**Requirement:** All entries must be extracted exactly, with nothing added or dropped.

-- begin Exercise materials --

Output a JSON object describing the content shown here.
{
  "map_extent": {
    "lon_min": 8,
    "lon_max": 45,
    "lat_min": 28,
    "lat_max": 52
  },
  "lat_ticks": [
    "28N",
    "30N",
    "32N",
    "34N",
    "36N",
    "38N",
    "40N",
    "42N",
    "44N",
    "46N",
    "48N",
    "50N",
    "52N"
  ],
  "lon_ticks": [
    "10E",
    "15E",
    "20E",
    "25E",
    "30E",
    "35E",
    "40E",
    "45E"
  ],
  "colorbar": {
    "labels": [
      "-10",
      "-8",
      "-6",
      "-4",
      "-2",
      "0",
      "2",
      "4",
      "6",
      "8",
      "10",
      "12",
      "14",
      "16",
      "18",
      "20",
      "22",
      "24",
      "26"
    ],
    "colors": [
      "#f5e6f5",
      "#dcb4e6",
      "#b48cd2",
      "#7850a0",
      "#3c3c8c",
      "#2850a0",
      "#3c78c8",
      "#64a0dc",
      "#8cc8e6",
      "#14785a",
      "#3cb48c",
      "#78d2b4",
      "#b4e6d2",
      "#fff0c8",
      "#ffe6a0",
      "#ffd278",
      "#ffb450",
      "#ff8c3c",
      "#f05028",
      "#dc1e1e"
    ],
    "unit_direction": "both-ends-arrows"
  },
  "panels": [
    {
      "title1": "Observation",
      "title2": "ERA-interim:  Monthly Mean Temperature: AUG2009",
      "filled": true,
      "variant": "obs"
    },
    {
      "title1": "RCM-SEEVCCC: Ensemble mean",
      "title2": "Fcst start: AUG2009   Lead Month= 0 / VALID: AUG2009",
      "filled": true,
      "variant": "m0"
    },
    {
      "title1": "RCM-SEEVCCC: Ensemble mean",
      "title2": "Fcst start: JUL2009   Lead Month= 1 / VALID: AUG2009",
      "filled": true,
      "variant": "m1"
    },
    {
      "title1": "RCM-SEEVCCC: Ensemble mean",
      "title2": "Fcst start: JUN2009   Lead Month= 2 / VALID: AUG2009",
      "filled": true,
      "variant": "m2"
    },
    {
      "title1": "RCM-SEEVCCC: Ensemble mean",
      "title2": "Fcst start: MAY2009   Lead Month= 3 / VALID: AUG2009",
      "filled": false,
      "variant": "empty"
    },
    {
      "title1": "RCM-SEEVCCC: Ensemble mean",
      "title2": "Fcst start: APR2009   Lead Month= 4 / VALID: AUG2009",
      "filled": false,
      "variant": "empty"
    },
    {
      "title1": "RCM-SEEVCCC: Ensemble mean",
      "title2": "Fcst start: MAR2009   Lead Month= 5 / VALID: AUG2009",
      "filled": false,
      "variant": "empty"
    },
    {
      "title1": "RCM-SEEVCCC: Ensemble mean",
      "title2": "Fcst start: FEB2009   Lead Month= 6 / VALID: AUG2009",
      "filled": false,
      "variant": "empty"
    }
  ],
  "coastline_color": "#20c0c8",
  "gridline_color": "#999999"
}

-- end Exercise materials --

**Result for this task:**
Output a JSON object describing the content shown here.
{
  "map_extent": {
    "lon_min": 8,
    "lon_max": 45,
    "lat_min": 28,
    "lat_max": 52
  },
  "lat_ticks": [
    "28N",
    "30N",
    "32N",
    "34N",
    "36N",
    "38N",
    "40N",
    "42N",
    "44N",
    "46N",
    "48N",
    "50N",
    "52N"
  ],
  "lon_ticks": [
    "10E",
    "15E",
    "20E",
    "25E",
    "30E",
    "35E",
    "40E",
    "45E"
  ],
  "colorbar": {
    "labels": [
      "-10",
      "-8",
      "-6",
      "-4",
      "-2",
      "0",
      "2",
      "4",
      "6",
      "8",
      "10",
      "12",
      "14",
      "16",
      "18",
      "20",
      "22",
      "24",
      "26"
    ],
    "colors": [
      "#f5e6f5",
      "#dcb4e6",
      "#b48cd2",
      "#7850a0",
      "#3c3c8c",
      "#2850a0",
      "#3c78c8",
      "#64a0dc",
      "#8cc8e6",
      "#14785a",
      "#3cb48c",
      "#78d2b4",
      "#b4e6d2",
      "#fff0c8",
      "#ffe6a0",
      "#ffd278",
      "#ffb450",
      "#ff8c3c",
      "#f05028",
      "#dc1e1e"
    ],
    "unit_direction": "both-ends-arrows"
  },
  "panels": [
    {
      "title1": "Observation",
      "title2": "ERA-interim:  Monthly Mean Temperature: AUG2009",
      "filled": true,
      "variant": "obs"
    },
    {
      "title1": "RCM-SEEVCCC: Ensemble mean",
      "title2": "Fcst start: AUG2009   Lead Month= 0 / VALID: AUG2009",
      "filled": true,
      "variant": "m0"
    },
    {
      "title1": "RCM-SEEVCCC: Ensemble mean",
      "title2": "Fcst start: JUL2009   Lead Month= 1 / VALID: AUG2009",
      "filled": true,
      "variant": "m1"
    },
    {
      "title1": "RCM-SEEVCCC: Ensemble mean",
      "title2": "Fcst start: JUN2009   Lead Month= 2 / VALID: AUG2009",
      "filled": true,
      "variant": "m2"
    },
    {
      "title1": "RCM-SEEVCCC: Ensemble mean",
      "title2": "Fcst start: MAY2009   Lead Month= 3 / VALID: AUG2009",
      "filled": false,
      "variant": "empty"
    },
    {
      "title1": "RCM-SEEVCCC: Ensemble mean",
      "title2": "Fcst start: APR2009   Lead Month= 4 / VALID: AUG2009",
      "filled": false,
      "variant": "empty"
    },
    {
      "title1": "RCM-SEEVCCC: Ensemble mean",
      "title2": "Fcst start: MAR2009   Lead Month= 5 / VALID: AUG2009",
      "filled": false,
      "variant": "empty"
    },
    {
      "title1": "RCM-SEEVCCC: Ensemble mean",
      "title2": "Fcst start: FEB2009   Lead Month= 6 / VALID: AUG2009",
      "filled": false,
      "variant": "empty"
    }
  ],
  "coastline_color": "#20c0c8",
  "gridline_color": "#999999"
}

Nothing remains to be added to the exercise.